Only the pictures are omitted; repeat all other data exactly.

(DATA SHOWN)
· · · · ·

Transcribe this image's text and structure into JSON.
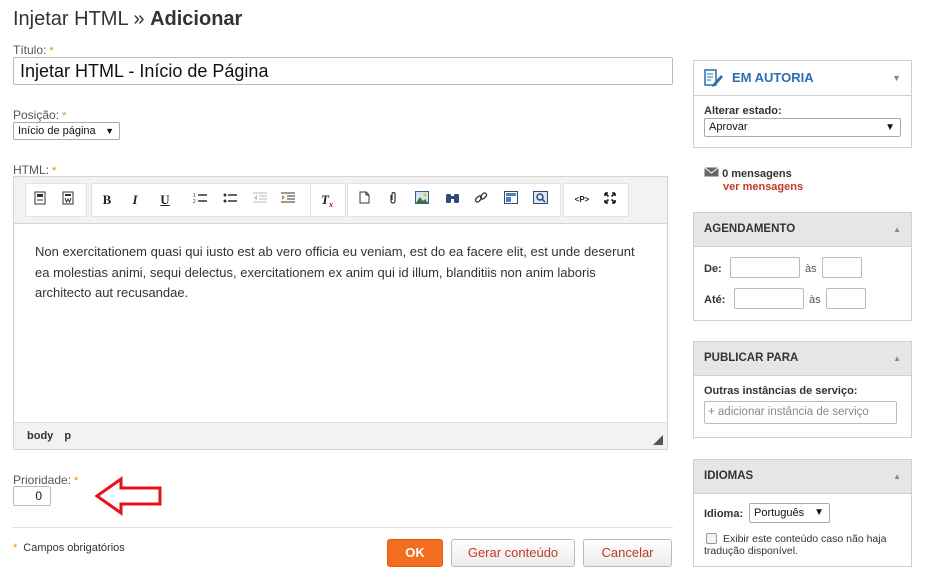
{
  "header": {
    "title_prefix": "Injetar HTML",
    "separator": "»",
    "title_main": "Adicionar"
  },
  "form": {
    "titulo_label": "Título:",
    "titulo_value": "Injetar HTML - Início de Página",
    "posicao_label": "Posição:",
    "posicao_value": "Início de página",
    "html_label": "HTML:",
    "required_mark": "*",
    "editor_content": "Non exercitationem quasi qui iusto est ab vero officia eu veniam, est do ea facere elit, est unde deserunt ea molestias animi, sequi delectus, exercitationem ex anim qui id illum, blanditiis non anim laboris architecto aut recusandae.",
    "path_body": "body",
    "path_p": "p",
    "prioridade_label": "Prioridade:",
    "prioridade_value": "0",
    "required_note": "Campos obrigatórios"
  },
  "toolbar": {
    "groups": [
      [
        "source-icon",
        "template-icon"
      ],
      [
        "bold-icon",
        "italic-icon",
        "underline-icon",
        "numbered-list-icon",
        "bulleted-list-icon",
        "outdent-icon",
        "indent-icon"
      ],
      [
        "remove-format-icon"
      ],
      [
        "new-page-icon",
        "attachment-icon",
        "image-icon",
        "find-icon",
        "link-icon",
        "embed-icon",
        "preview-icon"
      ],
      [
        "show-blocks-icon",
        "maximize-icon"
      ]
    ],
    "bold": "B",
    "italic": "I",
    "underline": "U",
    "remove_format": "T",
    "show_blocks": "<P>"
  },
  "buttons": {
    "ok": "OK",
    "generate": "Gerar conteúdo",
    "cancel": "Cancelar"
  },
  "sidebar": {
    "status": {
      "title": "EM AUTORIA",
      "change_label": "Alterar estado:",
      "change_value": "Aprovar"
    },
    "messages": {
      "count_text": "0 mensagens",
      "link": "ver mensagens"
    },
    "scheduling": {
      "title": "AGENDAMENTO",
      "from_label": "De:",
      "to_label": "Até:",
      "at_label": "às"
    },
    "publish": {
      "title": "PUBLICAR PARA",
      "label": "Outras instâncias de serviço:",
      "placeholder": "+ adicionar instância de serviço"
    },
    "languages": {
      "title": "IDIOMAS",
      "label": "Idioma:",
      "value": "Português",
      "checkbox_text": "Exibir este conteúdo caso não haja tradução disponível."
    }
  },
  "colors": {
    "accent_orange": "#f26e1e",
    "link_red": "#c0392b",
    "title_blue": "#2a6fb0",
    "annotation_arrow": "#e8121a"
  }
}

· · · · ·

(EXERCISE SOLUTION)
Transcribe this image's text and structure into JSON.
{
  "header": {
    "title_prefix": "Injetar HTML",
    "separator": "»",
    "title_main": "Adicionar"
  },
  "form": {
    "titulo_label": "Título:",
    "titulo_value": "Injetar HTML - Início de Página",
    "posicao_label": "Posição:",
    "posicao_value": "Início de página",
    "html_label": "HTML:",
    "required_mark": "*",
    "editor_content": "Non exercitationem quasi qui iusto est ab vero officia eu veniam, est do ea facere elit, est unde deserunt ea molestias animi, sequi delectus, exercitationem ex anim qui id illum, blanditiis non anim laboris architecto aut recusandae.",
    "path_body": "body",
    "path_p": "p",
    "prioridade_label": "Prioridade:",
    "prioridade_value": "0",
    "required_note": "Campos obrigatórios"
  },
  "toolbar": {
    "groups": [
      [
        "source-icon",
        "template-icon"
      ],
      [
        "bold-icon",
        "italic-icon",
        "underline-icon",
        "numbered-list-icon",
        "bulleted-list-icon",
        "outdent-icon",
        "indent-icon"
      ],
      [
        "remove-format-icon"
      ],
      [
        "new-page-icon",
        "attachment-icon",
        "image-icon",
        "find-icon",
        "link-icon",
        "embed-icon",
        "preview-icon"
      ],
      [
        "show-blocks-icon",
        "maximize-icon"
      ]
    ],
    "bold": "B",
    "italic": "I",
    "underline": "U",
    "remove_format": "T",
    "show_blocks": "<P>"
  },
  "buttons": {
    "ok": "OK",
    "generate": "Gerar conteúdo",
    "cancel": "Cancelar"
  },
  "sidebar": {
    "status": {
      "title": "EM AUTORIA",
      "change_label": "Alterar estado:",
      "change_value": "Aprovar"
    },
    "messages": {
      "count_text": "0 mensagens",
      "link": "ver mensagens"
    },
    "scheduling": {
      "title": "AGENDAMENTO",
      "from_label": "De:",
      "to_label": "Até:",
      "at_label": "às"
    },
    "publish": {
      "title": "PUBLICAR PARA",
      "label": "Outras instâncias de serviço:",
      "placeholder": "+ adicionar instância de serviço"
    },
    "languages": {
      "title": "IDIOMAS",
      "label": "Idioma:",
      "value": "Português",
      "checkbox_text": "Exibir este conteúdo caso não haja tradução disponível."
    }
  },
  "colors": {
    "accent_orange": "#f26e1e",
    "link_red": "#c0392b",
    "title_blue": "#2a6fb0",
    "annotation_arrow": "#e8121a"
  }
}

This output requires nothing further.